→ **TASK TO CARRY OUT**: Collect every line in the entries below that contains the word "receiving".

→ **EXCERPTED RECORDS**:
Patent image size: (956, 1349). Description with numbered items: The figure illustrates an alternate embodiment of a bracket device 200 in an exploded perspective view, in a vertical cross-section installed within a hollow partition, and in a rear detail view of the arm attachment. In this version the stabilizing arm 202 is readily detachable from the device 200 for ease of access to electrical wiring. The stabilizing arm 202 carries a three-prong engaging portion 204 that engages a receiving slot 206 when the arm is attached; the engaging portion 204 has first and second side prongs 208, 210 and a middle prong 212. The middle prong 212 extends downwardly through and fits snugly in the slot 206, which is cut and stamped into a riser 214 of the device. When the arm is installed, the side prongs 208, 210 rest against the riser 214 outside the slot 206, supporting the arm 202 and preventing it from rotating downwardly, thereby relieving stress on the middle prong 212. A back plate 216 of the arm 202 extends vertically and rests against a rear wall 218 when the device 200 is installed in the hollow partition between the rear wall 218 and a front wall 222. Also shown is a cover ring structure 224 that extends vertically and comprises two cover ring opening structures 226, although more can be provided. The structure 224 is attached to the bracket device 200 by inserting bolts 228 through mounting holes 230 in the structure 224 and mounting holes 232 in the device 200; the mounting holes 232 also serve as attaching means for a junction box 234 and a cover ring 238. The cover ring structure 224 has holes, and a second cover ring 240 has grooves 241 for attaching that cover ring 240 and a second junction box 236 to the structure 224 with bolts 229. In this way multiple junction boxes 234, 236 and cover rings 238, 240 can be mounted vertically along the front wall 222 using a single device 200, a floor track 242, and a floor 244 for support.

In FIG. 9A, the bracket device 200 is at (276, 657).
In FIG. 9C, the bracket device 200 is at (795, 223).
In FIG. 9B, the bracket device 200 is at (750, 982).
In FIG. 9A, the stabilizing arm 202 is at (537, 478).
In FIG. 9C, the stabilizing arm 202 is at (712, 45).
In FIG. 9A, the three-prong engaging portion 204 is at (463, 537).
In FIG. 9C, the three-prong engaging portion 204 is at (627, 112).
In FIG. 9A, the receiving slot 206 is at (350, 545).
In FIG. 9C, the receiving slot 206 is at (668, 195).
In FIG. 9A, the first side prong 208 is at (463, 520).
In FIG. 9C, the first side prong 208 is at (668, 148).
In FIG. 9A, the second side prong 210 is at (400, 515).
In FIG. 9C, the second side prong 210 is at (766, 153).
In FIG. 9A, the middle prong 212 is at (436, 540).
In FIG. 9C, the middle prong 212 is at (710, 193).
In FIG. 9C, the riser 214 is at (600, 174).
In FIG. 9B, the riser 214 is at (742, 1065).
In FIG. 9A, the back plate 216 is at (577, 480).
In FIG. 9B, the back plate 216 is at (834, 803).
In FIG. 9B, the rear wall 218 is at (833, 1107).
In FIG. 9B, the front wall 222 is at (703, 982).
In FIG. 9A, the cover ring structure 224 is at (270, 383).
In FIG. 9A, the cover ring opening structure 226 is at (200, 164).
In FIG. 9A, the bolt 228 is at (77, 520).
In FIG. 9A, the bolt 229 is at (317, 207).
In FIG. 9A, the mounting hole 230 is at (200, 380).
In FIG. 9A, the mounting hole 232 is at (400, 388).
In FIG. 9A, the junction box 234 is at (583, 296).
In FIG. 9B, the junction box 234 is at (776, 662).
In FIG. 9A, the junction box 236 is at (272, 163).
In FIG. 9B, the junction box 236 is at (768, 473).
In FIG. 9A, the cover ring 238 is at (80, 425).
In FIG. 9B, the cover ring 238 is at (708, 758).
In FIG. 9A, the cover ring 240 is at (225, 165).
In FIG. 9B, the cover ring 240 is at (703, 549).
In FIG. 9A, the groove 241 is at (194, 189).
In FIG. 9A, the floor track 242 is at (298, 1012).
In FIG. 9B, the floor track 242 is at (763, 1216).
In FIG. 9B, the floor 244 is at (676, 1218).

→ **ANSWER BELOW**:
Patent image size: (956, 1349). Description with numbered items: The figure illustrates an alternate embodiment of a bracket device 200 in an exploded perspective view, in a vertical cross-section installed within a hollow partition, and in a rear detail view of the arm attachment. In this version the stabilizing arm 202 is readily detachable from the device 200 for ease of access to electrical wiring. The stabilizing arm 202 carries a three-prong engaging portion 204 that engages a receiving slot 206 when the arm is attached; the engaging portion 204 has first and second side prongs 208, 210 and a middle prong 212. The middle prong 212 extends downwardly through and fits snugly in the slot 206, which is cut and stamped into a riser 214 of the device. When the arm is installed, the side prongs 208, 210 rest against the riser 214 outside the slot 206, supporting the arm 202 and preventing it from rotating downwardly, thereby relieving stress on the middle prong 212. A back plate 216 of the arm 202 extends vertically and rests against a rear wall 218 when the device 200 is installed in the hollow partition between the rear wall 218 and a front wall 222. Also shown is a cover ring structure 224 that extends vertically and comprises two cover ring opening structures 226, although more can be provided. The structure 224 is attached to the bracket device 200 by inserting bolts 228 through mounting holes 230 in the structure 224 and mounting holes 232 in the device 200; the mounting holes 232 also serve as attaching means for a junction box 234 and a cover ring 238. The cover ring structure 224 has holes, and a second cover ring 240 has grooves 241 for attaching that cover ring 240 and a second junction box 236 to the structure 224 with bolts 229. In this way multiple junction boxes 234, 236 and cover rings 238, 240 can be mounted vertically along the front wall 222 using a single device 200, a floor track 242, and a floor 244 for support.
In FIG. 9A, the receiving slot 206 is at (350, 545).
In FIG. 9C, the receiving slot 206 is at (668, 195).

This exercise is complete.